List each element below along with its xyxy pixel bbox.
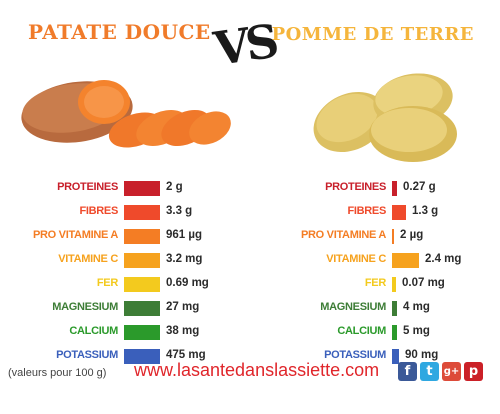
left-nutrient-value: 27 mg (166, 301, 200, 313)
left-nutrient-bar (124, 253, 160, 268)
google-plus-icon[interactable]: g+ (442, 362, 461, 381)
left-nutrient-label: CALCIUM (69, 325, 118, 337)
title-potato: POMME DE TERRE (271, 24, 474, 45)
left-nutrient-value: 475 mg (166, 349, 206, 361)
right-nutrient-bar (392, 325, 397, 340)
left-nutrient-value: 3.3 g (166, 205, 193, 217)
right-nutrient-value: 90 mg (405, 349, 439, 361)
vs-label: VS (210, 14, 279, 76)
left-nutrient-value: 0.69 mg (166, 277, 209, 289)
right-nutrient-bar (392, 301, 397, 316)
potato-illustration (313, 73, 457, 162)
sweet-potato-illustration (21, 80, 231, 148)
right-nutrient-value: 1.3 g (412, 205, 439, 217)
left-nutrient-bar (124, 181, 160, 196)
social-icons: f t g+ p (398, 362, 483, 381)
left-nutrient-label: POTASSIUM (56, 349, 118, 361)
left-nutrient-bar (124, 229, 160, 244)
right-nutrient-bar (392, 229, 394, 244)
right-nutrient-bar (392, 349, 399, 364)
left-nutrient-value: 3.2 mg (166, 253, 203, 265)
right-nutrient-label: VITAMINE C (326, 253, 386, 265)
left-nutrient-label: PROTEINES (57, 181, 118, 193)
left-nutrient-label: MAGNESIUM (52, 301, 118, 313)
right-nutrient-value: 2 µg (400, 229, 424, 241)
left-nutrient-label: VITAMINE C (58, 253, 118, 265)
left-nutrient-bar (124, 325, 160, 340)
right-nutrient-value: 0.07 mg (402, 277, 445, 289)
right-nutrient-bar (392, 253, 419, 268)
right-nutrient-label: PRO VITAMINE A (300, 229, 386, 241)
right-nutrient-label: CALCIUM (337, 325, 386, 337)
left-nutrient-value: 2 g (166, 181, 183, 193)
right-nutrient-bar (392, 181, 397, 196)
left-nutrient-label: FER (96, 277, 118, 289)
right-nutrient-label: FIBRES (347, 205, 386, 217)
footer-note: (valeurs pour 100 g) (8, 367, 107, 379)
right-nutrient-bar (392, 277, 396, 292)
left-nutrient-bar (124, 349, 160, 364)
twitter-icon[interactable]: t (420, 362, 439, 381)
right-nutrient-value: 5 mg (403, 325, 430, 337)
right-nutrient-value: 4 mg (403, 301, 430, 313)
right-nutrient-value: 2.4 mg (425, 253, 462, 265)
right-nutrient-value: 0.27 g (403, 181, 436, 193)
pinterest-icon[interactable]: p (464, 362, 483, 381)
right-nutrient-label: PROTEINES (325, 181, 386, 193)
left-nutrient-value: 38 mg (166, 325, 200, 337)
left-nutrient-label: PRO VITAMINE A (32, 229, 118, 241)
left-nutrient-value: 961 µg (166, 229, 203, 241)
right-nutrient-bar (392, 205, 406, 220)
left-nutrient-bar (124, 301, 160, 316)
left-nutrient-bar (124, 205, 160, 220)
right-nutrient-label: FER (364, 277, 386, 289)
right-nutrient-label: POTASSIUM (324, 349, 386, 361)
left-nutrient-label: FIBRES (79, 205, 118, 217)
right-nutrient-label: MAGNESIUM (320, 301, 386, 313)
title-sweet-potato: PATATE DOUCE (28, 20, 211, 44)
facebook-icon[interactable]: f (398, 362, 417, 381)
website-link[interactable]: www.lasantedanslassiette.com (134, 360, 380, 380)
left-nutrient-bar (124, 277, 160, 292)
------
◆ **ABOUT THIS TASK**
Your answer must be the full listing, copied exactly, with no pictures in it.

◆ **YOUR SOLUTION**
List each element below along with its xyxy pixel bbox.
left-nutrient-value: 27 mg (166, 301, 200, 313)
left-nutrient-bar (124, 253, 160, 268)
google-plus-icon[interactable]: g+ (442, 362, 461, 381)
left-nutrient-label: CALCIUM (69, 325, 118, 337)
title-potato: POMME DE TERRE (271, 24, 474, 45)
left-nutrient-value: 475 mg (166, 349, 206, 361)
right-nutrient-bar (392, 325, 397, 340)
left-nutrient-value: 3.3 g (166, 205, 193, 217)
right-nutrient-value: 90 mg (405, 349, 439, 361)
vs-label: VS (210, 14, 279, 76)
left-nutrient-value: 0.69 mg (166, 277, 209, 289)
right-nutrient-bar (392, 301, 397, 316)
potato-illustration (313, 73, 457, 162)
sweet-potato-illustration (21, 80, 231, 148)
right-nutrient-value: 1.3 g (412, 205, 439, 217)
left-nutrient-bar (124, 181, 160, 196)
social-icons: f t g+ p (398, 362, 483, 381)
left-nutrient-label: POTASSIUM (56, 349, 118, 361)
left-nutrient-bar (124, 229, 160, 244)
right-nutrient-bar (392, 229, 394, 244)
right-nutrient-bar (392, 349, 399, 364)
left-nutrient-value: 3.2 mg (166, 253, 203, 265)
right-nutrient-label: VITAMINE C (326, 253, 386, 265)
left-nutrient-label: PROTEINES (57, 181, 118, 193)
left-nutrient-label: MAGNESIUM (52, 301, 118, 313)
right-nutrient-value: 2 µg (400, 229, 424, 241)
left-nutrient-label: VITAMINE C (58, 253, 118, 265)
left-nutrient-bar (124, 325, 160, 340)
right-nutrient-value: 0.07 mg (402, 277, 445, 289)
right-nutrient-bar (392, 253, 419, 268)
right-nutrient-label: PRO VITAMINE A (300, 229, 386, 241)
right-nutrient-label: CALCIUM (337, 325, 386, 337)
left-nutrient-value: 2 g (166, 181, 183, 193)
right-nutrient-bar (392, 181, 397, 196)
left-nutrient-label: FER (96, 277, 118, 289)
right-nutrient-label: FIBRES (347, 205, 386, 217)
footer-note: (valeurs pour 100 g) (8, 367, 107, 379)
right-nutrient-bar (392, 277, 396, 292)
left-nutrient-bar (124, 349, 160, 364)
twitter-icon[interactable]: t (420, 362, 439, 381)
right-nutrient-value: 5 mg (403, 325, 430, 337)
right-nutrient-value: 4 mg (403, 301, 430, 313)
right-nutrient-value: 2.4 mg (425, 253, 462, 265)
right-nutrient-value: 0.27 g (403, 181, 436, 193)
pinterest-icon[interactable]: p (464, 362, 483, 381)
right-nutrient-label: PROTEINES (325, 181, 386, 193)
left-nutrient-value: 38 mg (166, 325, 200, 337)
left-nutrient-label: PRO VITAMINE A (32, 229, 118, 241)
left-nutrient-value: 961 µg (166, 229, 203, 241)
right-nutrient-bar (392, 205, 406, 220)
left-nutrient-bar (124, 301, 160, 316)
left-nutrient-bar (124, 205, 160, 220)
right-nutrient-label: FER (364, 277, 386, 289)
right-nutrient-label: POTASSIUM (324, 349, 386, 361)
left-nutrient-label: FIBRES (79, 205, 118, 217)
right-nutrient-label: MAGNESIUM (320, 301, 386, 313)
title-sweet-potato: PATATE DOUCE (28, 20, 211, 44)
facebook-icon[interactable]: f (398, 362, 417, 381)
website-link[interactable]: www.lasantedanslassiette.com (134, 360, 380, 380)
left-nutrient-bar (124, 277, 160, 292)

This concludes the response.